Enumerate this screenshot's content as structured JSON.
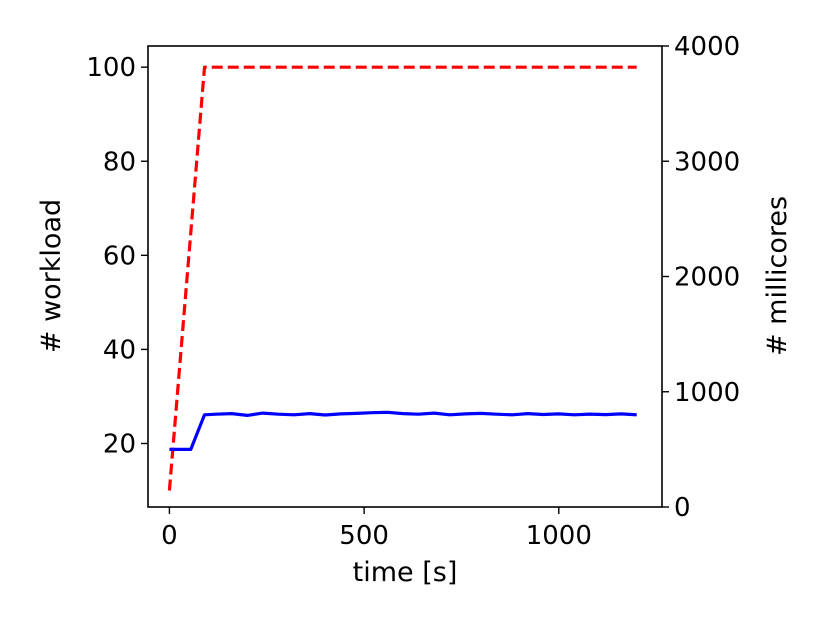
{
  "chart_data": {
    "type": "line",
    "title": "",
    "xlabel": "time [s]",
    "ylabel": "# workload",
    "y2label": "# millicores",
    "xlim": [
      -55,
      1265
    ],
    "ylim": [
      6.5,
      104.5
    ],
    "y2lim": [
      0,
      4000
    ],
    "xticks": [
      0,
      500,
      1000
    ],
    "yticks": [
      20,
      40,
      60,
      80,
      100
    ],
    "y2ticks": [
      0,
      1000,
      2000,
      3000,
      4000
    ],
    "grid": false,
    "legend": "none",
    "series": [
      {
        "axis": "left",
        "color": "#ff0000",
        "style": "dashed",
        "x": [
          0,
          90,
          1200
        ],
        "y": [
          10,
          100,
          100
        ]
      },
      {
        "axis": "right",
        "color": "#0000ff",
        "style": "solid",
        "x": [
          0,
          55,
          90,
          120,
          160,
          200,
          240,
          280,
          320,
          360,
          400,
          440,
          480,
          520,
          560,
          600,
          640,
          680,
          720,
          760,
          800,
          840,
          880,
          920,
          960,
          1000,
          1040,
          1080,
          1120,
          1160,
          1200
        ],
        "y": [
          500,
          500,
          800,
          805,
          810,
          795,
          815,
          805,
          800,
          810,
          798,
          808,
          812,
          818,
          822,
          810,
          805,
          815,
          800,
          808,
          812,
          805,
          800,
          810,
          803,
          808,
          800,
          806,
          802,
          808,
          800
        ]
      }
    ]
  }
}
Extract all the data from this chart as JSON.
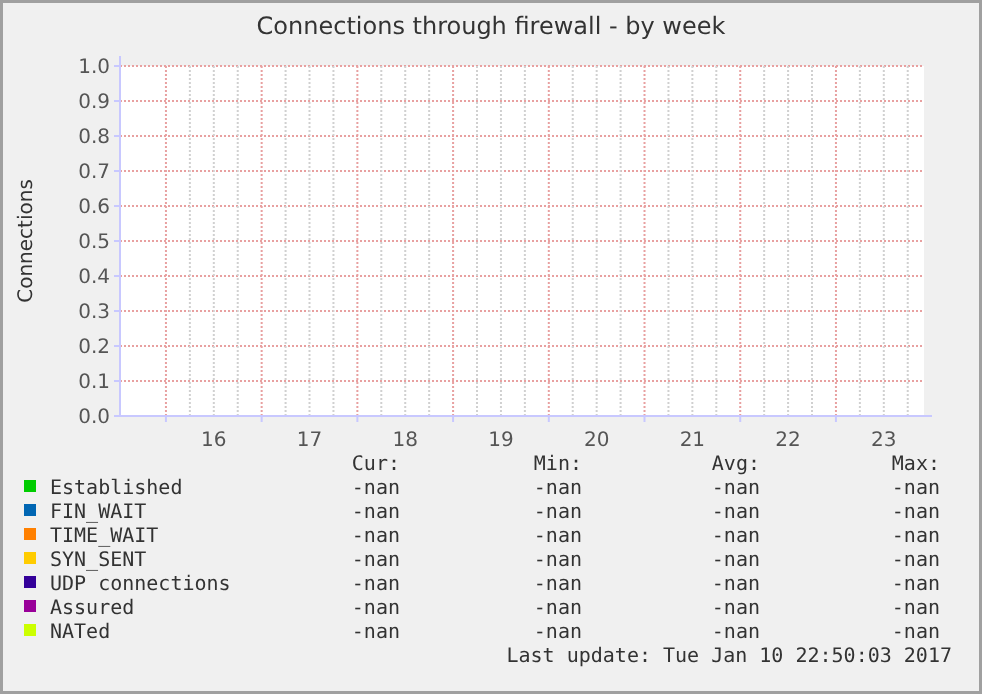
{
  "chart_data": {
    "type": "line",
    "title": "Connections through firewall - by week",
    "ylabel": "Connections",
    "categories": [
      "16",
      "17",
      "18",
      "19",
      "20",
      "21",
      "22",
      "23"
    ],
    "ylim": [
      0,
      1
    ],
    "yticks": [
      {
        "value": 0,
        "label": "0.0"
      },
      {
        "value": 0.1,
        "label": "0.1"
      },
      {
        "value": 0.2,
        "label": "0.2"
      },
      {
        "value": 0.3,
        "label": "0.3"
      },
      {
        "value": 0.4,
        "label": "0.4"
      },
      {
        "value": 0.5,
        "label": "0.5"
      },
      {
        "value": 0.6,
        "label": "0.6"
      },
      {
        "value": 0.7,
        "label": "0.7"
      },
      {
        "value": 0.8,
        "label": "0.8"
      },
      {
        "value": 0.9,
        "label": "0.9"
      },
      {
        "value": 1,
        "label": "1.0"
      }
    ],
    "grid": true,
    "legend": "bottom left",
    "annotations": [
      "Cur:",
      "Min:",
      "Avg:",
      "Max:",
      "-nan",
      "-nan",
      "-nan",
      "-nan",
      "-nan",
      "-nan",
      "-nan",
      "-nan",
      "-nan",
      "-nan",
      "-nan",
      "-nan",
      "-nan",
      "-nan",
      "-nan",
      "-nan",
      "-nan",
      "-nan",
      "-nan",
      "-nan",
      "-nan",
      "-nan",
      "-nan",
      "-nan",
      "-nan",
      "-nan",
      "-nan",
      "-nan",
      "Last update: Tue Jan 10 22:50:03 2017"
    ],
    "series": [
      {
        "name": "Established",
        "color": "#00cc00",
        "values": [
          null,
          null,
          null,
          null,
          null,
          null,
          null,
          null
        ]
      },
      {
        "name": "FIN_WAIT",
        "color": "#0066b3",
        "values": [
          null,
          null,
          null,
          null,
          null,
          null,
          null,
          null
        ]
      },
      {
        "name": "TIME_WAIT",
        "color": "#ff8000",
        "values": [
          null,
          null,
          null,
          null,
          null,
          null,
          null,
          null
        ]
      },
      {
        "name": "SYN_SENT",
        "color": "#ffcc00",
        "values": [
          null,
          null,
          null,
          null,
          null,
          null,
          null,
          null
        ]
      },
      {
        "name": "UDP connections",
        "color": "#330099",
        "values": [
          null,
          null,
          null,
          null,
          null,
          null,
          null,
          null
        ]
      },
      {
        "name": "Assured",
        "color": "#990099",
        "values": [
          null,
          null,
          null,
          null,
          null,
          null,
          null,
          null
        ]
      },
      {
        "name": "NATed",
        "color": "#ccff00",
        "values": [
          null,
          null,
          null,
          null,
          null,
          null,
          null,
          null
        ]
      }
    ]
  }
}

● Problem details
Only lines that contain the word "JSON" are wanted; copy each of them.

● Solution to this task
Enumerate this screenshot's content as structured JSON.
Extract all the data from this chart as JSON.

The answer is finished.